● **Exercise goal**: Your answer should be only a number: how many lines include the word "소득확인증명서".

● **Data shown**:
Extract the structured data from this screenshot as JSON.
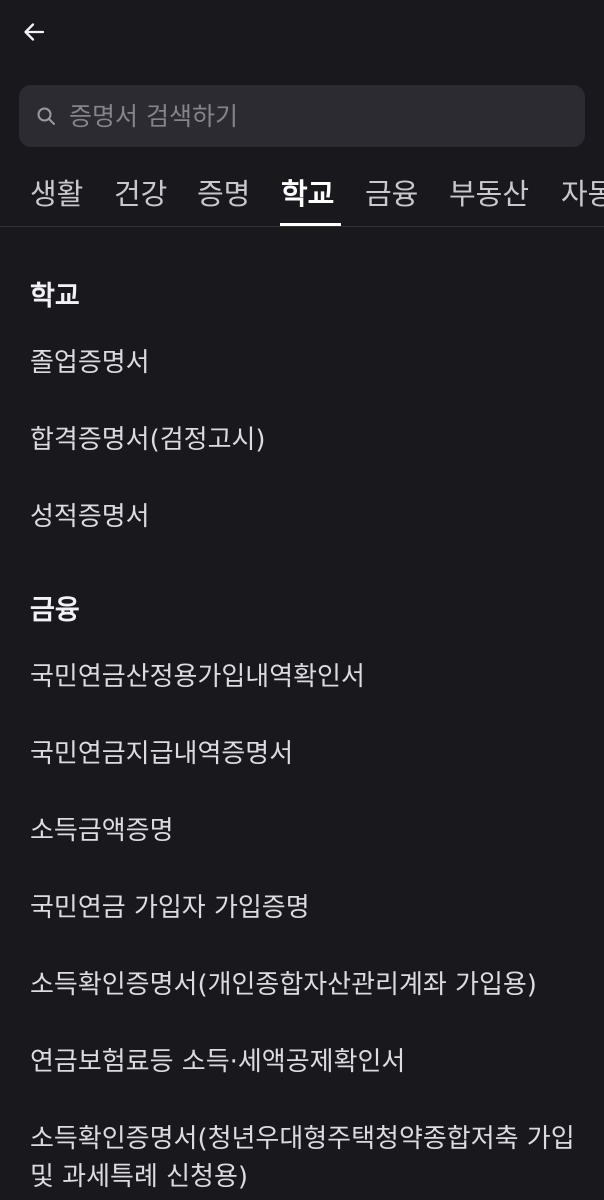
{
  "search": {
    "placeholder": "증명서 검색하기"
  },
  "tabs": [
    {
      "label": "생활"
    },
    {
      "label": "건강"
    },
    {
      "label": "증명"
    },
    {
      "label": "학교"
    },
    {
      "label": "금융"
    },
    {
      "label": "부동산"
    },
    {
      "label": "자동차"
    }
  ],
  "active_tab": "학교",
  "sections": [
    {
      "title": "학교",
      "items": [
        {
          "label": "졸업증명서"
        },
        {
          "label": "합격증명서(검정고시)"
        },
        {
          "label": "성적증명서"
        }
      ]
    },
    {
      "title": "금융",
      "items": [
        {
          "label": "국민연금산정용가입내역확인서"
        },
        {
          "label": "국민연금지급내역증명서"
        },
        {
          "label": "소득금액증명"
        },
        {
          "label": "국민연금 가입자 가입증명"
        },
        {
          "label": "소득확인증명서(개인종합자산관리계좌 가입용)"
        },
        {
          "label": "연금보험료등 소득·세액공제확인서"
        },
        {
          "label": "소득확인증명서(청년우대형주택청약종합저축 가입 및 과세특례 신청용)"
        }
      ]
    }
  ],
  "colors": {
    "background": "#19181d",
    "search_bg": "#2b2b31",
    "text": "#dcdbe2",
    "active_tab": "#ffffff"
  }
}
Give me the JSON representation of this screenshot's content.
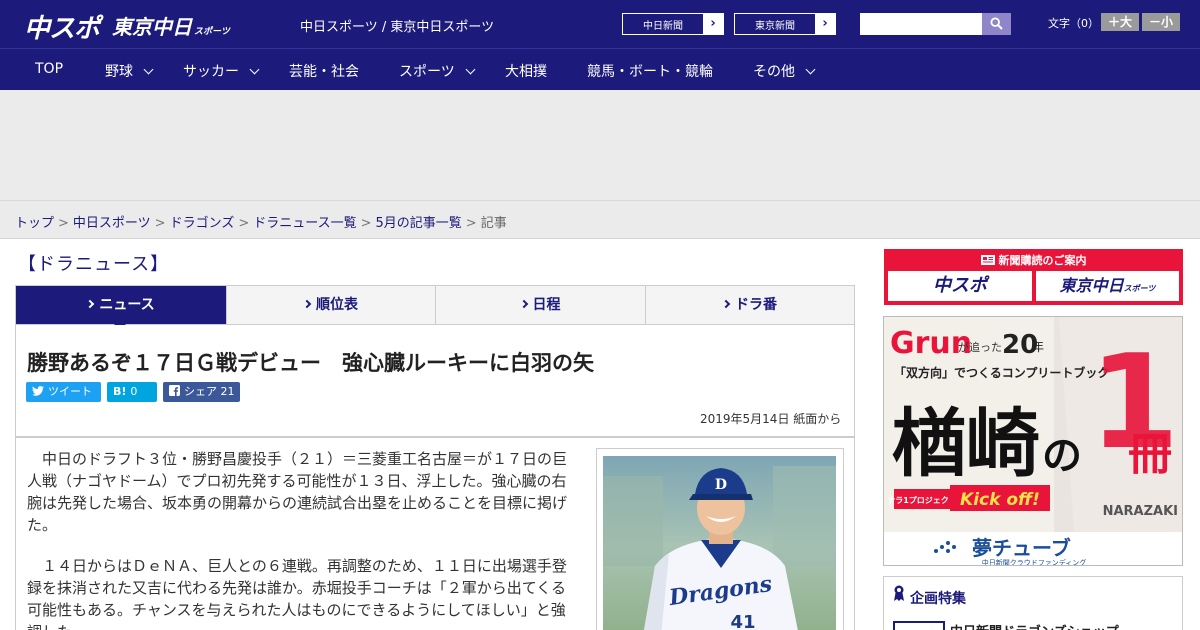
{
  "header": {
    "logo_chuspo": "中スポ",
    "logo_tokyo": "東京中日",
    "logo_tokyo_sub": "スポーツ",
    "caption": "中日スポーツ / 東京中日スポーツ",
    "btn_chunichi": "中日新聞",
    "btn_tokyo": "東京新聞",
    "arrow": "›",
    "search_placeholder": "",
    "font_label": "文字（0）",
    "font_plus": "＋大",
    "font_minus": "－小"
  },
  "nav": {
    "items": [
      "TOP",
      "野球",
      "サッカー",
      "芸能・社会",
      "スポーツ",
      "大相撲",
      "競馬・ボート・競輪",
      "その他"
    ]
  },
  "breadcrumb": {
    "items": [
      "トップ",
      "中日スポーツ",
      "ドラゴンズ",
      "ドラニュース一覧",
      "5月の記事一覧"
    ],
    "current": "記事",
    "separator": ">"
  },
  "section_title": "【ドラニュース】",
  "tabs": [
    "ニュース",
    "順位表",
    "日程",
    "ドラ番"
  ],
  "article": {
    "headline": "勝野あるぞ１７日Ｇ戦デビュー　強心臓ルーキーに白羽の矢",
    "tweet": "ツイート",
    "hatena_icon": "B!",
    "hatena_count": "0",
    "share": "シェア",
    "share_count": "21",
    "date": "2019年5月14日 紙面から",
    "paragraphs": [
      "　中日のドラフト３位・勝野昌慶投手（２１）＝三菱重工名古屋＝が１７日の巨人戦（ナゴヤドーム）でプロ初先発する可能性が１３日、浮上した。強心臓の右腕は先発した場合、坂本勇の開幕からの連続試合出塁を止めることを目標に掲げた。",
      "　１４日からはＤｅＮＡ、巨人との６連戦。再調整のため、１１日に出場選手登録を抹消された又吉に代わる先発は誰か。赤堀投手コーチは「２軍から出てくる可能性もある。チャンスを与えられた人はものにできるようにしてほしい」と強調した。"
    ],
    "photo_team": "Dragons",
    "photo_number": "41",
    "photo_cap_letter": "D"
  },
  "sidebar": {
    "subscribe_title": "新聞購読のご案内",
    "sub_logo_1": "中スポ",
    "sub_logo_2": "東京中日",
    "sub_logo_2_small": "スポーツ",
    "banner": {
      "grun": "Grun",
      "grun_tail": "が追った",
      "years": "20",
      "years_unit": "年",
      "subtitle": "「双方向」でつくるコンプリートブック",
      "name": "楢崎",
      "no": "の",
      "one": "1",
      "book": "冊",
      "project": "ナラ1プロジェクト",
      "kickoff": "Kick off!",
      "player": "NARAZAKI",
      "yume": "夢チューブ",
      "yume_sub": "中日新聞クラウドファンディング"
    },
    "plan_title": "企画特集",
    "plan_item": "中日新聞ドラゴンズショップ"
  },
  "colors": {
    "brand_navy": "#1c1a7a",
    "accent_red": "#e8143a",
    "twitter": "#1da1f2",
    "hatena": "#00a4de",
    "facebook": "#3b5998"
  }
}
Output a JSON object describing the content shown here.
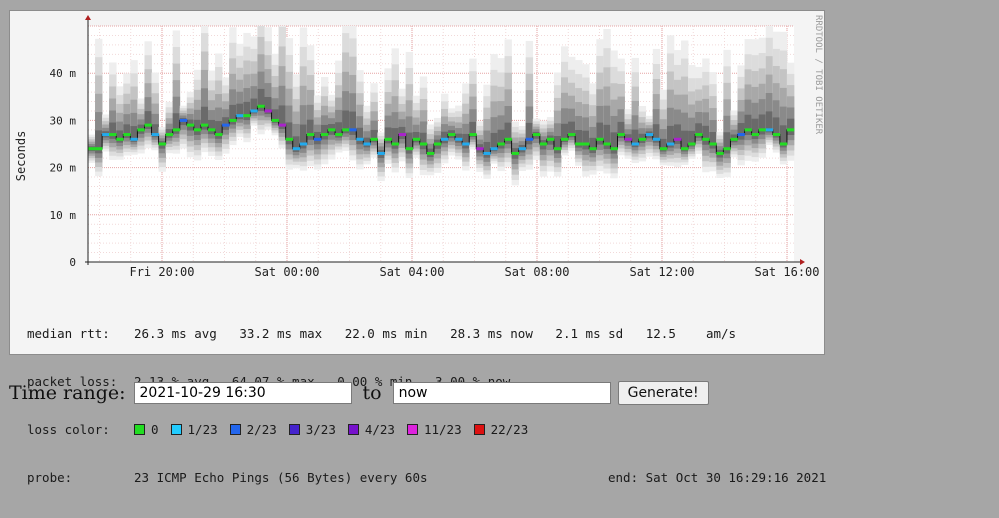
{
  "graph": {
    "watermark": "RRDTOOL / TOBI OETIKER",
    "ylabel": "Seconds",
    "y_ticks": [
      "0",
      "10 m",
      "20 m",
      "30 m",
      "40 m"
    ],
    "x_ticks": [
      "Fri 20:00",
      "Sat 00:00",
      "Sat 04:00",
      "Sat 08:00",
      "Sat 12:00",
      "Sat 16:00"
    ]
  },
  "chart_data": {
    "type": "line",
    "title": "",
    "ylabel": "Seconds",
    "ylim": [
      0,
      0.05
    ],
    "grid": true,
    "x_ticks": [
      "Fri 20:00",
      "Sat 00:00",
      "Sat 04:00",
      "Sat 08:00",
      "Sat 12:00",
      "Sat 16:00"
    ],
    "y_ticks_s": [
      0,
      0.01,
      0.02,
      0.03,
      0.04
    ],
    "series": [
      {
        "name": "median rtt",
        "values": [
          0.024,
          0.024,
          0.027,
          0.027,
          0.026,
          0.027,
          0.026,
          0.028,
          0.029,
          0.027,
          0.025,
          0.027,
          0.028,
          0.03,
          0.029,
          0.028,
          0.029,
          0.028,
          0.027,
          0.029,
          0.03,
          0.031,
          0.031,
          0.032,
          0.033,
          0.032,
          0.03,
          0.029,
          0.026,
          0.024,
          0.025,
          0.027,
          0.026,
          0.027,
          0.028,
          0.027,
          0.028,
          0.028,
          0.026,
          0.025,
          0.026,
          0.023,
          0.026,
          0.025,
          0.027,
          0.024,
          0.026,
          0.025,
          0.023,
          0.025,
          0.026,
          0.027,
          0.026,
          0.025,
          0.027,
          0.024,
          0.023,
          0.024,
          0.025,
          0.026,
          0.023,
          0.024,
          0.026,
          0.027,
          0.025,
          0.026,
          0.024,
          0.026,
          0.027,
          0.025,
          0.025,
          0.024,
          0.026,
          0.025,
          0.024,
          0.027,
          0.026,
          0.025,
          0.026,
          0.027,
          0.026,
          0.024,
          0.025,
          0.026,
          0.024,
          0.025,
          0.027,
          0.026,
          0.025,
          0.023,
          0.024,
          0.026,
          0.027,
          0.028,
          0.027,
          0.028,
          0.028,
          0.027,
          0.025,
          0.028
        ]
      }
    ],
    "stats": {
      "median_rtt": {
        "avg": "26.3 ms",
        "max": "33.2 ms",
        "min": "22.0 ms",
        "now": "28.3 ms",
        "sd": "2.1 ms",
        "am_s": "12.5"
      },
      "packet_loss": {
        "avg": "2.13 %",
        "max": "64.07 %",
        "min": "0.00 %",
        "now": "3.00 %"
      }
    }
  },
  "stats_lines": {
    "median_label": "median rtt:",
    "median_values": "26.3 ms avg   33.2 ms max   22.0 ms min   28.3 ms now   2.1 ms sd   12.5    am/s",
    "loss_label": "packet loss:",
    "loss_values": "2.13 % avg   64.07 % max   0.00 % min   3.00 % now",
    "loss_color_label": "loss color:",
    "loss_colors": [
      {
        "label": "0",
        "color": "#22dd22"
      },
      {
        "label": "1/23",
        "color": "#22ccff"
      },
      {
        "label": "2/23",
        "color": "#2266ee"
      },
      {
        "label": "3/23",
        "color": "#4422cc"
      },
      {
        "label": "4/23",
        "color": "#7711cc"
      },
      {
        "label": "11/23",
        "color": "#dd22dd"
      },
      {
        "label": "22/23",
        "color": "#dd1111"
      }
    ],
    "probe_label": "probe:",
    "probe_value": "23 ICMP Echo Pings (56 Bytes) every 60s",
    "probe_end": "end: Sat Oct 30 16:29:16 2021"
  },
  "time_range": {
    "label": "Time range:",
    "from_value": "2021-10-29 16:30",
    "to_label": "to",
    "to_value": "now",
    "button": "Generate!"
  }
}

● **Response to the exercise**: 2